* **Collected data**
--- Begin ---

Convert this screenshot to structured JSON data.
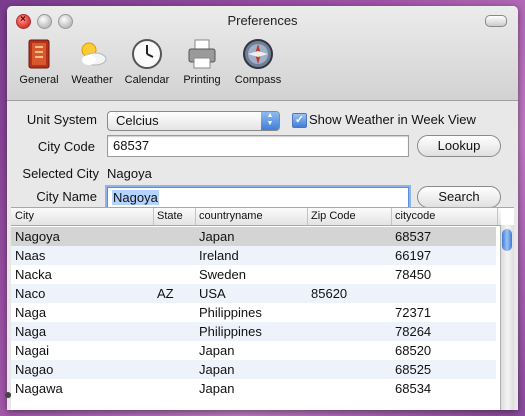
{
  "window": {
    "title": "Preferences"
  },
  "toolbar": {
    "items": [
      {
        "label": "General",
        "icon": "general-book-icon"
      },
      {
        "label": "Weather",
        "icon": "weather-sun-cloud-icon"
      },
      {
        "label": "Calendar",
        "icon": "clock-icon"
      },
      {
        "label": "Printing",
        "icon": "printer-icon"
      },
      {
        "label": "Compass",
        "icon": "compass-icon"
      }
    ]
  },
  "form": {
    "unit_system_label": "Unit System",
    "unit_system_value": "Celcius",
    "show_weather_label": "Show Weather in Week View",
    "show_weather_checked": true,
    "city_code_label": "City Code",
    "city_code_value": "68537",
    "lookup_button": "Lookup",
    "selected_city_label": "Selected City",
    "selected_city_value": "Nagoya",
    "city_name_label": "City Name",
    "city_name_value": "Nagoya",
    "search_button": "Search"
  },
  "table": {
    "columns": [
      "City",
      "State",
      "countryname",
      "Zip Code",
      "citycode"
    ],
    "rows": [
      {
        "city": "Nagoya",
        "state": "",
        "country": "Japan",
        "zip": "",
        "code": "68537",
        "selected": true
      },
      {
        "city": "Naas",
        "state": "",
        "country": "Ireland",
        "zip": "",
        "code": "66197"
      },
      {
        "city": "Nacka",
        "state": "",
        "country": "Sweden",
        "zip": "",
        "code": "78450"
      },
      {
        "city": "Naco",
        "state": "AZ",
        "country": "USA",
        "zip": "85620",
        "code": ""
      },
      {
        "city": "Naga",
        "state": "",
        "country": "Philippines",
        "zip": "",
        "code": "72371"
      },
      {
        "city": "Naga",
        "state": "",
        "country": "Philippines",
        "zip": "",
        "code": "78264"
      },
      {
        "city": "Nagai",
        "state": "",
        "country": "Japan",
        "zip": "",
        "code": "68520"
      },
      {
        "city": "Nagao",
        "state": "",
        "country": "Japan",
        "zip": "",
        "code": "68525"
      },
      {
        "city": "Nagawa",
        "state": "",
        "country": "Japan",
        "zip": "",
        "code": "68534"
      }
    ]
  },
  "colors": {
    "accent": "#3f7fd8",
    "desktop": "#a054a8",
    "selection": "#d4d4d4"
  }
}
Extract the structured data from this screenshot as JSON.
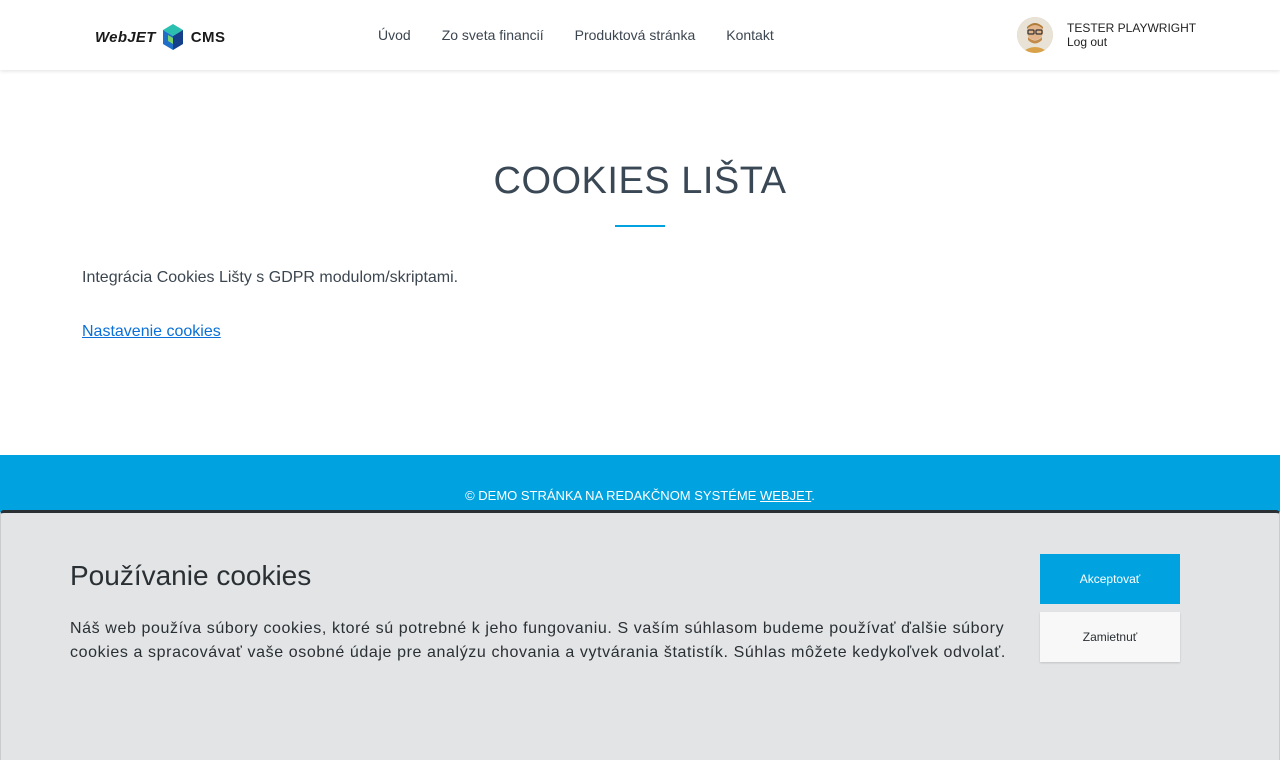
{
  "header": {
    "logo_left": "WebJET",
    "logo_right": "CMS",
    "nav": [
      {
        "label": "Úvod"
      },
      {
        "label": "Zo sveta financií"
      },
      {
        "label": "Produktová stránka"
      },
      {
        "label": "Kontakt"
      }
    ],
    "user": {
      "name": "TESTER PLAYWRIGHT",
      "logout": "Log out"
    }
  },
  "main": {
    "title": "COOKIES LIŠTA",
    "intro": "Integrácia Cookies Lišty s GDPR modulom/skriptami.",
    "cookie_settings_link": "Nastavenie cookies"
  },
  "footer": {
    "text_prefix": "© DEMO STRÁNKA NA REDAKČNOM SYSTÉME ",
    "link": "WEBJET",
    "text_suffix": "."
  },
  "cookie_bar": {
    "title": "Používanie cookies",
    "text": "Náš web používa súbory cookies, ktoré sú potrebné k jeho fungovaniu. S vaším súhlasom budeme používať ďalšie súbory cookies a spracovávať vaše osobné údaje pre analýzu chovania a vytvárania štatistík. Súhlas môžete kedykoľvek odvolať.",
    "accept_label": "Akceptovať",
    "reject_label": "Zamietnuť"
  },
  "colors": {
    "accent": "#00a2e0",
    "link": "#0a6fd6",
    "cookie_bar_bg": "#e2e4e6"
  }
}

--- End ---

* **Work to complete**
Reproduce every line from the entries that holds the word "JSON".

* **Correct output**
Convert this screenshot to structured JSON data.
Extract the structured data from this screenshot as JSON.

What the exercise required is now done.